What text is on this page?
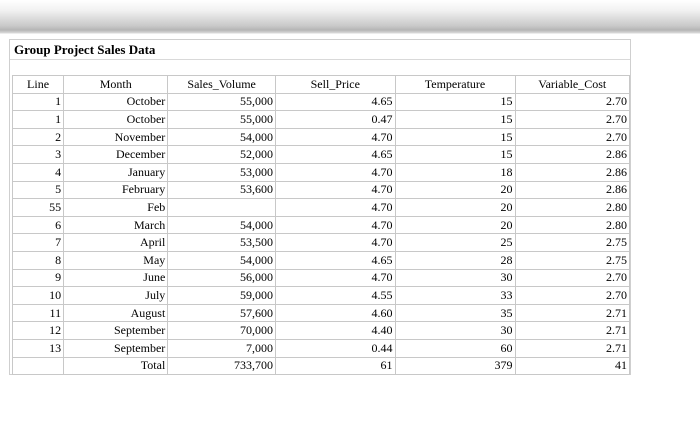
Group Project Sales Data
Line	Month	Sales_Volume	Sell_Price	Temperature	Variable_Cost
1	October	55,000	4.65	15	2.70
1	October	55,000	0.47	15	2.70
2	November	54,000	4.70	15	2.70
3	December	52,000	4.65	15	2.86
4	January	53,000	4.70	18	2.86
5	February	53,600	4.70	20	2.86
55	Feb		4.70	20	2.80
6	March	54,000	4.70	20	2.80
7	April	53,500	4.70	25	2.75
8	May	54,000	4.65	28	2.75
9	June	56,000	4.70	30	2.70
10	July	59,000	4.55	33	2.70
11	August	57,600	4.60	35	2.71
12	September	70,000	4.40	30	2.71
13	September	7,000	0.44	60	2.71
	Total	733,700	61	379	41
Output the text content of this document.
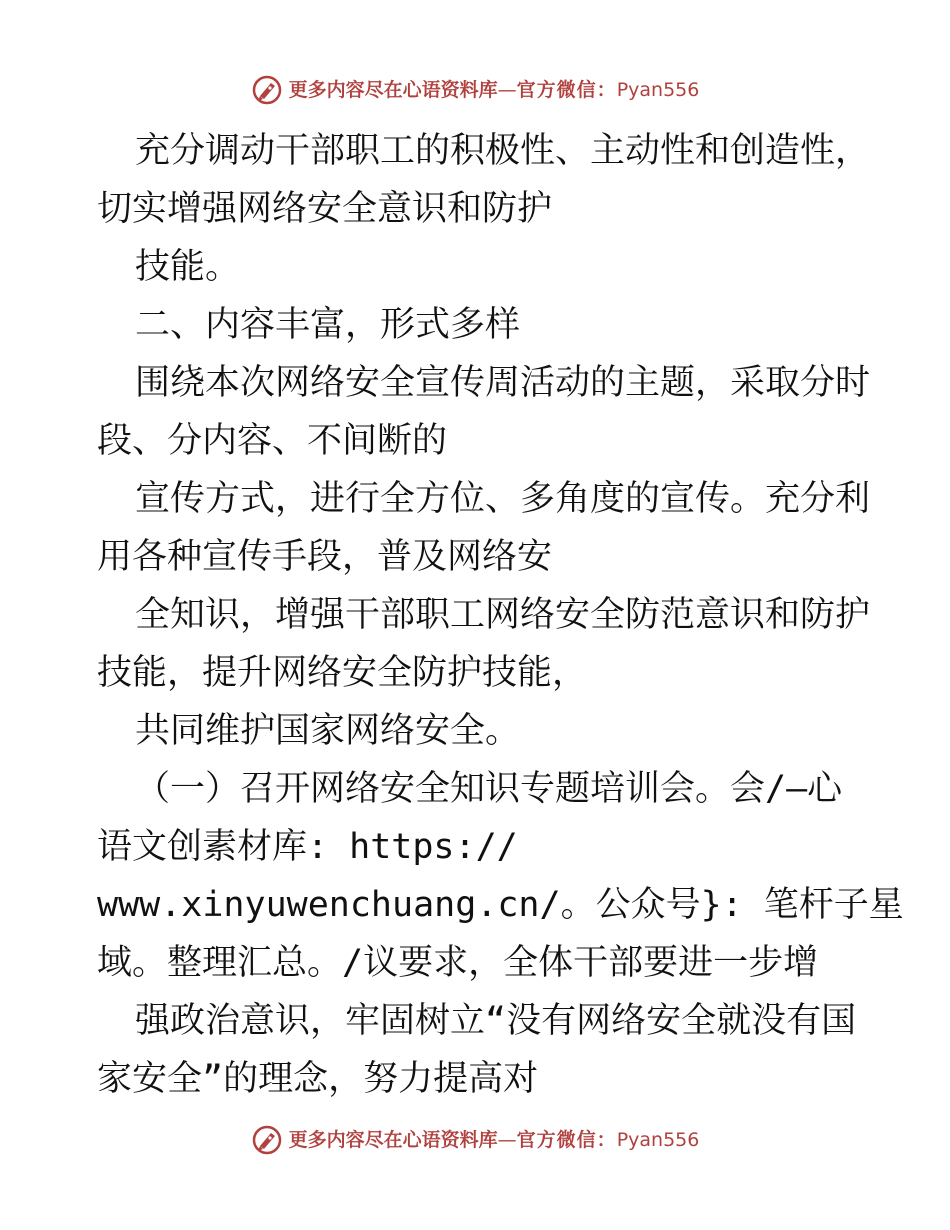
更多内容尽在心语资料库 — 官方微信： Pyan556
充分调动干部职工的积极性、主动性和创造性，
切实增强网络安全意识和防护
技能。
二、内容丰富，形式多样
围绕本次网络安全宣传周活动的主题，采取分时
段、分内容、不间断的
宣传方式，进行全方位、多角度的宣传。充分利
用各种宣传手段，普及网络安
全知识，增强干部职工网络安全防范意识和防护
技能，提升网络安全防护技能，
共同维护国家网络安全。
（一）召开网络安全知识专题培训会。会/—心
语文创素材库: https://
www.xinyuwenchuang.cn/。公众号}: 笔杆子星
域。整理汇总。/议要求，全体干部要进一步增
强政治意识，牢固树立“没有网络安全就没有国
家安全”的理念，努力提高对
更多内容尽在心语资料库 — 官方微信： Pyan556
###
Reproduce all entries without any change, and omit the pictures.

What text is on this page?
Group Project Sales Data
Line	Month	Sales_Volume	Sell_Price	Temperature	Variable_Cost
1	October	55,000	4.65	15	2.70
1	October	55,000	0.47	15	2.70
2	November	54,000	4.70	15	2.70
3	December	52,000	4.65	15	2.86
4	January	53,000	4.70	18	2.86
5	February	53,600	4.70	20	2.86
55	Feb		4.70	20	2.80
6	March	54,000	4.70	20	2.80
7	April	53,500	4.70	25	2.75
8	May	54,000	4.65	28	2.75
9	June	56,000	4.70	30	2.70
10	July	59,000	4.55	33	2.70
11	August	57,600	4.60	35	2.71
12	September	70,000	4.40	30	2.71
13	September	7,000	0.44	60	2.71
	Total	733,700	61	379	41
Output the text content of this document.
更多内容尽在心语资料库 — 官方微信： Pyan556
充分调动干部职工的积极性、主动性和创造性，
切实增强网络安全意识和防护
技能。
二、内容丰富，形式多样
围绕本次网络安全宣传周活动的主题，采取分时
段、分内容、不间断的
宣传方式，进行全方位、多角度的宣传。充分利
用各种宣传手段，普及网络安
全知识，增强干部职工网络安全防范意识和防护
技能，提升网络安全防护技能，
共同维护国家网络安全。
（一）召开网络安全知识专题培训会。会/—心
语文创素材库: https://
www.xinyuwenchuang.cn/。公众号}: 笔杆子星
域。整理汇总。/议要求，全体干部要进一步增
强政治意识，牢固树立“没有网络安全就没有国
家安全”的理念，努力提高对
更多内容尽在心语资料库 — 官方微信： Pyan556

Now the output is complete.